[begin SUPPLIED DATA]

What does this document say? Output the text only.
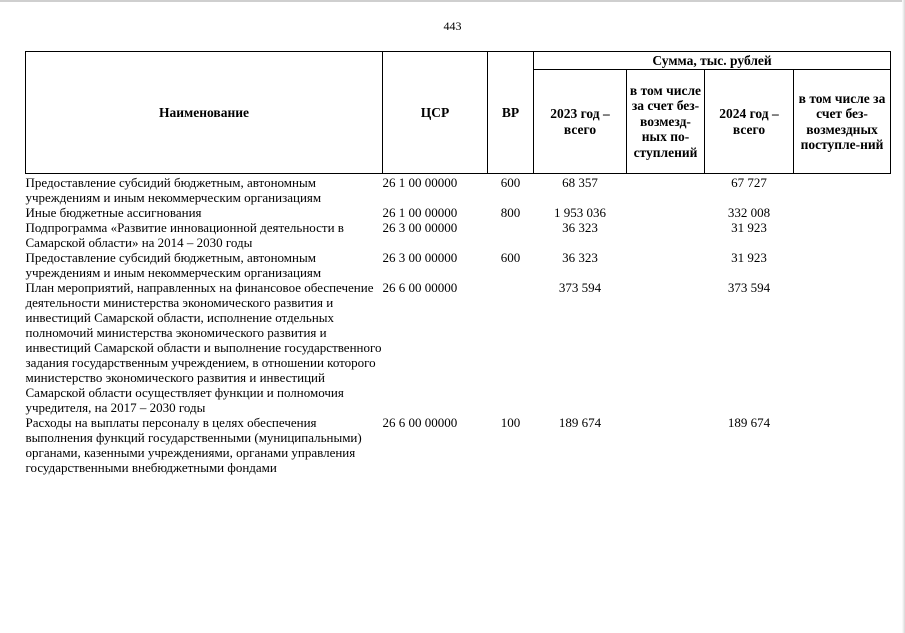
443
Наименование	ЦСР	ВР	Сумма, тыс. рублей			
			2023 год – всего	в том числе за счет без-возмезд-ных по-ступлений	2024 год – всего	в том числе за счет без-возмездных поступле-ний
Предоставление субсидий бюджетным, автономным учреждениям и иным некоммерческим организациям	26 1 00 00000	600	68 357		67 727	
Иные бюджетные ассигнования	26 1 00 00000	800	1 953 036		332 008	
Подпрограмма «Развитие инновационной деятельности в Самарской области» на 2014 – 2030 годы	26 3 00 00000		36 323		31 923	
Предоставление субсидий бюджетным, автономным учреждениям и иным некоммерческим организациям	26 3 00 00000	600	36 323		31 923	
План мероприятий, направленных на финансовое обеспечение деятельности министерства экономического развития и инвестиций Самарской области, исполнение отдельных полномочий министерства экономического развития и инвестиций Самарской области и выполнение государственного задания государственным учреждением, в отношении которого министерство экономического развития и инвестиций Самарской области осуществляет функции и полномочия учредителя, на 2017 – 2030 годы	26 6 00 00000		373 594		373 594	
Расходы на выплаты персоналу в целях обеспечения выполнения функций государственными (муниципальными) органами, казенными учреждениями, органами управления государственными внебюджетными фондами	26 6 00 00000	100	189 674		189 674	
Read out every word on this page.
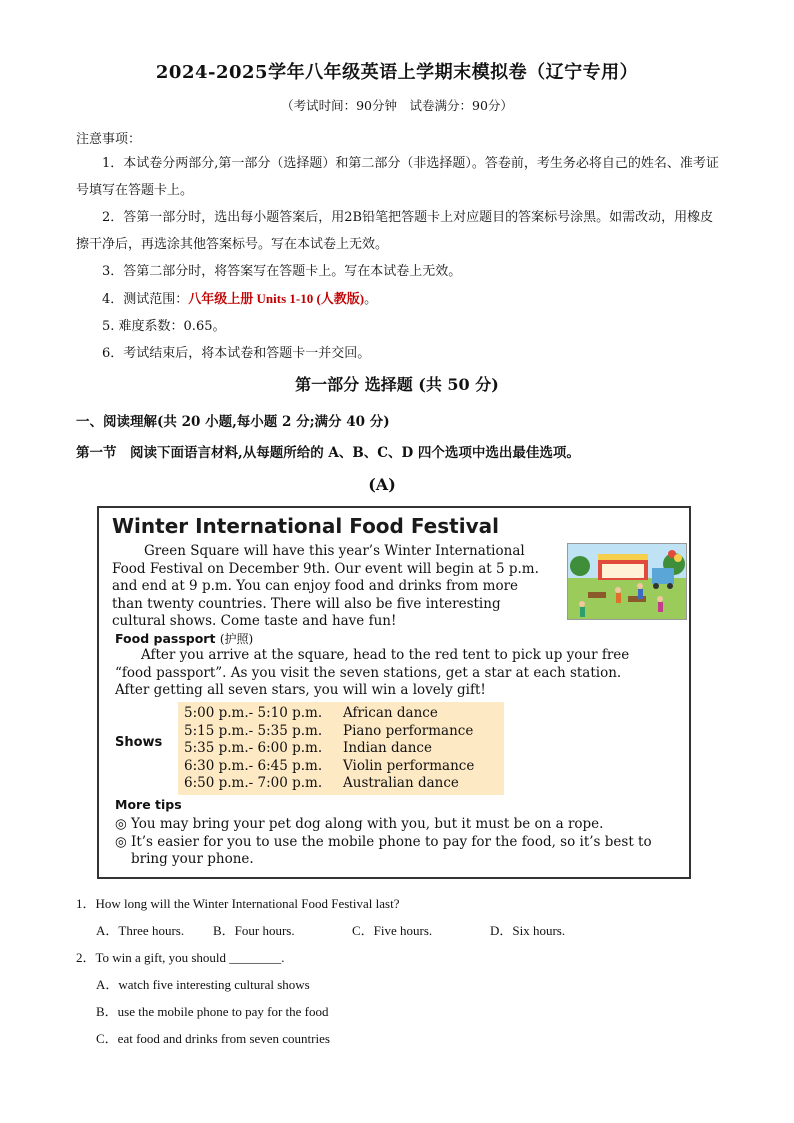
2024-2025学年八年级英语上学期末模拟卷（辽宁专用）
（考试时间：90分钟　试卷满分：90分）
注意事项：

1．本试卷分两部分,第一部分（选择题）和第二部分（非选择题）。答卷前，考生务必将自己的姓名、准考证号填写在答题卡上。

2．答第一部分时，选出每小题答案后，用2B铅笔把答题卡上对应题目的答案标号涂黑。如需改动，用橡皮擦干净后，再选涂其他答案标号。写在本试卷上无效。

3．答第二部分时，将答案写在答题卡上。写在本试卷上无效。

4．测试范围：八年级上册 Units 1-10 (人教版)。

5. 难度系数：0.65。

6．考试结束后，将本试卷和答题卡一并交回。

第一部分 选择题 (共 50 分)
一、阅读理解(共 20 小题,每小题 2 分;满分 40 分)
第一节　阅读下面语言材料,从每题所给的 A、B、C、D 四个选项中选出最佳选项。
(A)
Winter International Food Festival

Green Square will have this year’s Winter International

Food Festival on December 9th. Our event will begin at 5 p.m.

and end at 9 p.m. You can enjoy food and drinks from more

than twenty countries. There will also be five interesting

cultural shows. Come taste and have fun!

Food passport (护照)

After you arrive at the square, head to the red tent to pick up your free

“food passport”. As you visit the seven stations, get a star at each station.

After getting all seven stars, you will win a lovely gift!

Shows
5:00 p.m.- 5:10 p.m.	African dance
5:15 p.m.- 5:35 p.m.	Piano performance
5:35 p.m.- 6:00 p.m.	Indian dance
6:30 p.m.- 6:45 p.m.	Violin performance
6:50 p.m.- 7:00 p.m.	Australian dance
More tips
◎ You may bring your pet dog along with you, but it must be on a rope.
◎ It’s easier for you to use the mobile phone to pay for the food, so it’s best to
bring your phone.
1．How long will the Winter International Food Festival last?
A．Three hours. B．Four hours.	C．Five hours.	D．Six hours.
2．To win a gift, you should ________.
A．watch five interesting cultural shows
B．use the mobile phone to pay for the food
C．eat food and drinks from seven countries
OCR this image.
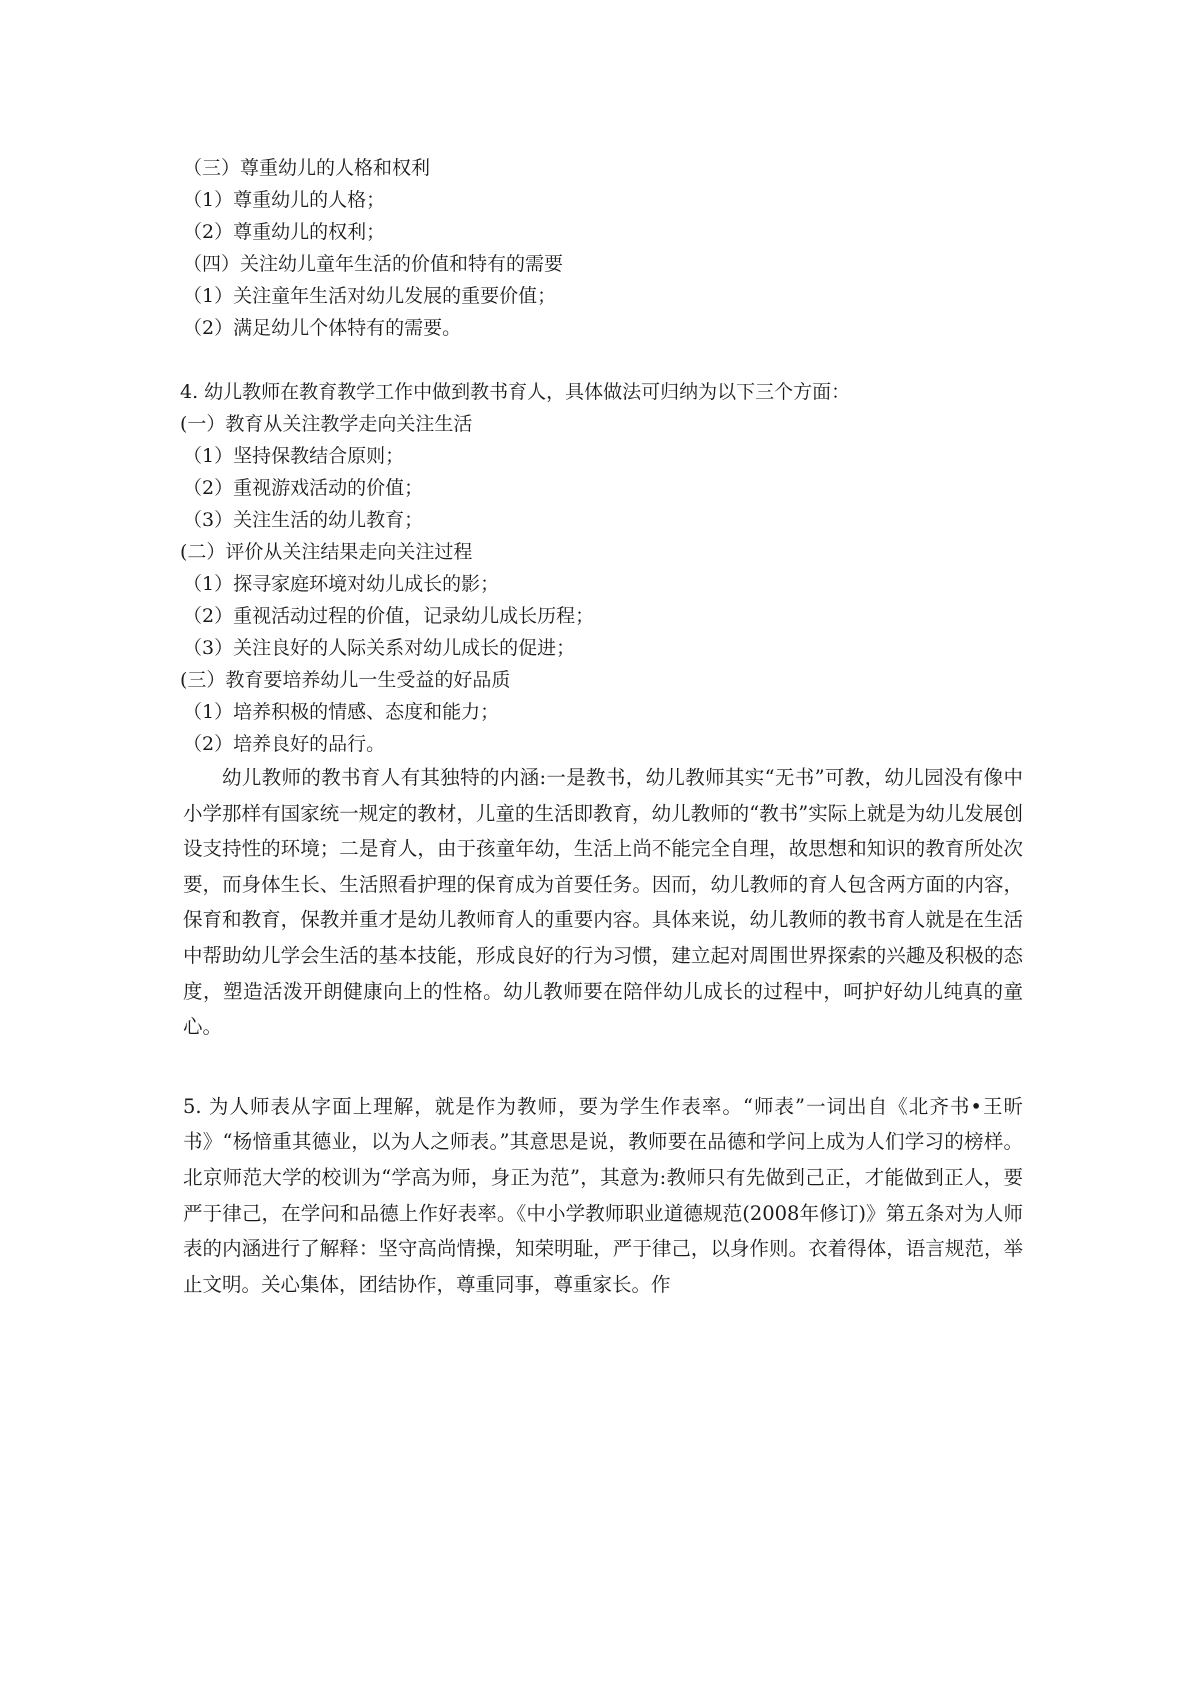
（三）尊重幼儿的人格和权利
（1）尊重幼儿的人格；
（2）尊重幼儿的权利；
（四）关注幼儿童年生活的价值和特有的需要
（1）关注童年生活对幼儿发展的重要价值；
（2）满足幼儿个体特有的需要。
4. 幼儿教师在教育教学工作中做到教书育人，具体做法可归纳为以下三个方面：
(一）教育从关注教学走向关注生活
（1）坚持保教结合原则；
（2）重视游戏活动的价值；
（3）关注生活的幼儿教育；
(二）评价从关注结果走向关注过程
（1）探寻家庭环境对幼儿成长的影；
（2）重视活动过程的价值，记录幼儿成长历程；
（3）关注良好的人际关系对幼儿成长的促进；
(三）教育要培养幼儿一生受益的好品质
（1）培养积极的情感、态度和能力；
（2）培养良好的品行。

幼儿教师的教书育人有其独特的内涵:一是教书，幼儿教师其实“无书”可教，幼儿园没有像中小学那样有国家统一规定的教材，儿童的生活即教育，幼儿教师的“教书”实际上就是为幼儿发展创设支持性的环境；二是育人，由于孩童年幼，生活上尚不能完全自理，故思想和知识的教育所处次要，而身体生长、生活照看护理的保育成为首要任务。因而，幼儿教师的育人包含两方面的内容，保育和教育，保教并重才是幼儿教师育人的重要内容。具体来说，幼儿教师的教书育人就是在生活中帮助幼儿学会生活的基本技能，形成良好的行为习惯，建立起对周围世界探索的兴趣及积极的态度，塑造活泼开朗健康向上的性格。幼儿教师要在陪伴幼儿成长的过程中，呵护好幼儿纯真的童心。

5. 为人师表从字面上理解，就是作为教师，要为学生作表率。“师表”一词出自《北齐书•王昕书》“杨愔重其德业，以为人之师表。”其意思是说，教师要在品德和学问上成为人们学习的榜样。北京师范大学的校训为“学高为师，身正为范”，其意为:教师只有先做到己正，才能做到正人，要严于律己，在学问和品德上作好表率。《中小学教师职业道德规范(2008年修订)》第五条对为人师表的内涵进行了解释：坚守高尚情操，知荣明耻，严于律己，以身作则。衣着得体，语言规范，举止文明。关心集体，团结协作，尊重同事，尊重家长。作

[end SUPPLIED DATA]
[begin SUPPLIED DATA]

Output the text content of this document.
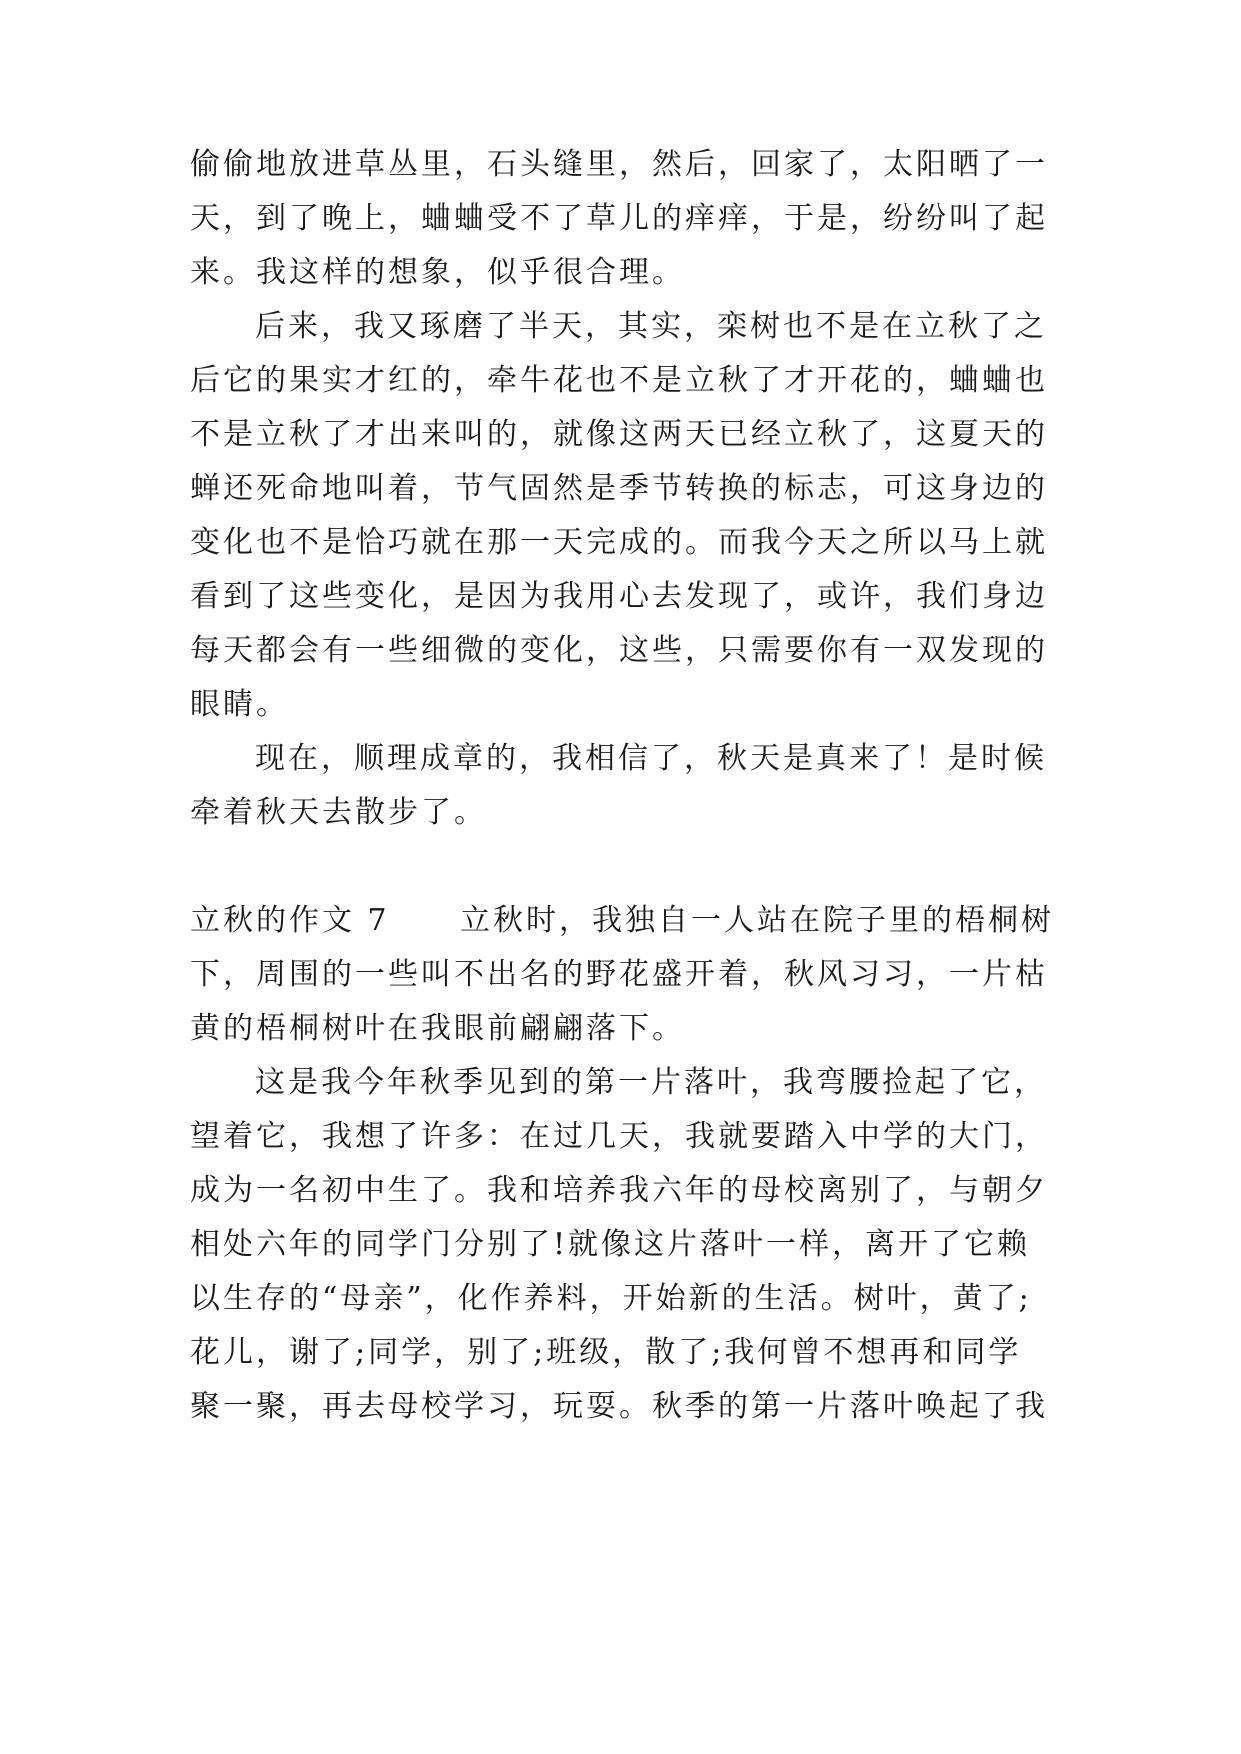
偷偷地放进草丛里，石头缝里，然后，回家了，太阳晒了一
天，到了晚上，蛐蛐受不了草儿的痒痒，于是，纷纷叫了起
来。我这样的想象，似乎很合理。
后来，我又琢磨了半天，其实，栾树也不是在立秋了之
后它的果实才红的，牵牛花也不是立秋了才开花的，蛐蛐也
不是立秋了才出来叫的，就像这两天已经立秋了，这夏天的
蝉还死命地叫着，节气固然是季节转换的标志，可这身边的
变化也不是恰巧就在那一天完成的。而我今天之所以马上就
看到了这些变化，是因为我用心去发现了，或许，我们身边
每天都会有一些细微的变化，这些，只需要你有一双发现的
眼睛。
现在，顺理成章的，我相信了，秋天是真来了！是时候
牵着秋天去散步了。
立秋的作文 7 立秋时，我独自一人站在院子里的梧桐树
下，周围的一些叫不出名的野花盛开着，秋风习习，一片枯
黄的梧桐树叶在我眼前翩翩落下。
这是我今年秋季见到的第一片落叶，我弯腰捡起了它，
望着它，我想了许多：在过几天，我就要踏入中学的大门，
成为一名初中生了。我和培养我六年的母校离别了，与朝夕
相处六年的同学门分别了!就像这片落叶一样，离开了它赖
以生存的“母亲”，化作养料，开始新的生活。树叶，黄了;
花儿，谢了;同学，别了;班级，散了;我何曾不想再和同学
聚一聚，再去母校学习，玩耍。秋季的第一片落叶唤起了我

[end SUPPLIED DATA]

- [DIRECTIONS]: Identify and list each line with the word "have".

- [EXERCISE ANSWER]:
Green Square will have this year’s Winter International
cultural shows. Come taste and have fun!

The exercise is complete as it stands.